→ YOUR GOAL:
Lines containing the string "Décentralisation" are to be collected in full.

→ DATA TO PROCESS:
───

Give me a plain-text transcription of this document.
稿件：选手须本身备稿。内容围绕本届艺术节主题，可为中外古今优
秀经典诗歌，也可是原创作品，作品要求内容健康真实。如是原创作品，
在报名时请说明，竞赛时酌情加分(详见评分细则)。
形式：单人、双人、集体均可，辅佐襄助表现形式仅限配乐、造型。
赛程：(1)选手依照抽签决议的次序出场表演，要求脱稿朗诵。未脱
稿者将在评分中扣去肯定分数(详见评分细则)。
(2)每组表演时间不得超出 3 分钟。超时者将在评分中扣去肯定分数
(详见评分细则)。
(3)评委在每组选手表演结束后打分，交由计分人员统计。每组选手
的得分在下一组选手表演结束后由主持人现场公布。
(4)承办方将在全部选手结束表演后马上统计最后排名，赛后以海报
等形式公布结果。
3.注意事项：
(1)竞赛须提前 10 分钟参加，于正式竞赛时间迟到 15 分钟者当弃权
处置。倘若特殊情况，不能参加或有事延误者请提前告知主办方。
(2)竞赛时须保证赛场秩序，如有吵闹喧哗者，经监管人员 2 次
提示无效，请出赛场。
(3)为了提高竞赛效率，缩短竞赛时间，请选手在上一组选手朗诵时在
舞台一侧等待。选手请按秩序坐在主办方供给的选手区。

───

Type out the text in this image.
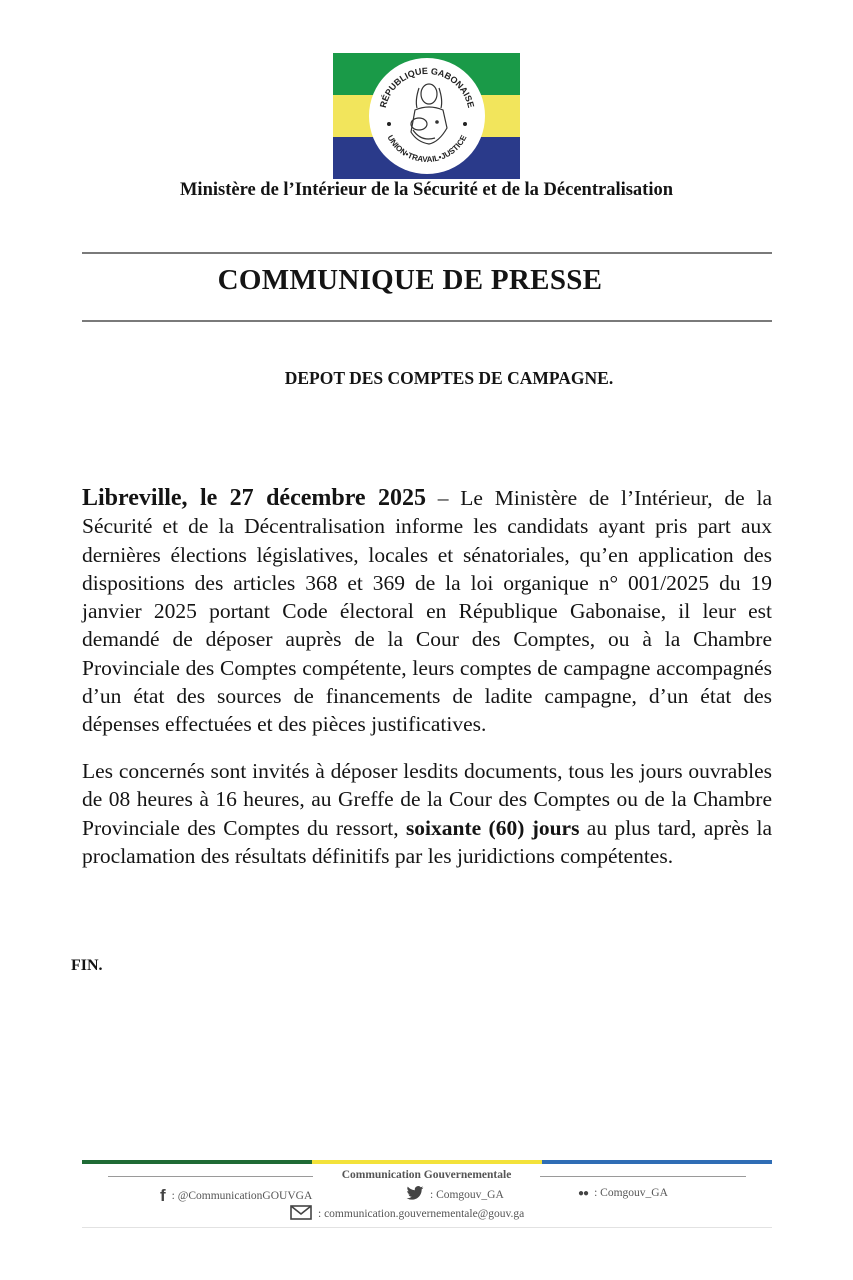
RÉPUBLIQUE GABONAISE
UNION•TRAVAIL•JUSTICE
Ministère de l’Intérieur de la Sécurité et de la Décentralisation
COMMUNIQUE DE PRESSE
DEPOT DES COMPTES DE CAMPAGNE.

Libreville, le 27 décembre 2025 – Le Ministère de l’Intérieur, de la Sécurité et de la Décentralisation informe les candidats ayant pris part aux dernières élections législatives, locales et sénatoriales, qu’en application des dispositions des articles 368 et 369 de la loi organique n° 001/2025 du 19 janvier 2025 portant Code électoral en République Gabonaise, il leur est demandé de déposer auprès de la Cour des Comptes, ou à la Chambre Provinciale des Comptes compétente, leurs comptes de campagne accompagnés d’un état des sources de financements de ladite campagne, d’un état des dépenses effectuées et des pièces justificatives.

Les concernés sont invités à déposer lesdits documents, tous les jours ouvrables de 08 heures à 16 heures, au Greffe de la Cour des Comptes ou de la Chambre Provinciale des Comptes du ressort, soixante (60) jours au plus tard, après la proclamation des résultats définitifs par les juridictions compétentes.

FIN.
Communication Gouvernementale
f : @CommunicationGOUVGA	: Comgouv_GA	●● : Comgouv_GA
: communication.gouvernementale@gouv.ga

───

→ OUTPUT:
Ministère de l’Intérieur de la Sécurité et de la Décentralisation
Libreville, le 27 décembre 2025 – Le Ministère de l’Intérieur, de la Sécurité et de la Décentralisation informe les candidats ayant pris part aux dernières élections législatives, locales et sénatoriales, qu’en application des dispositions des articles 368 et 369 de la loi organique n° 001/2025 du 19 janvier 2025 portant Code électoral en République Gabonaise, il leur est demandé de déposer auprès de la Cour des Comptes, ou à la Chambre Provinciale des Comptes compétente, leurs comptes de campagne accompagnés d’un état des sources de financements de ladite campagne, d’un état des dépenses effectuées et des pièces justificatives.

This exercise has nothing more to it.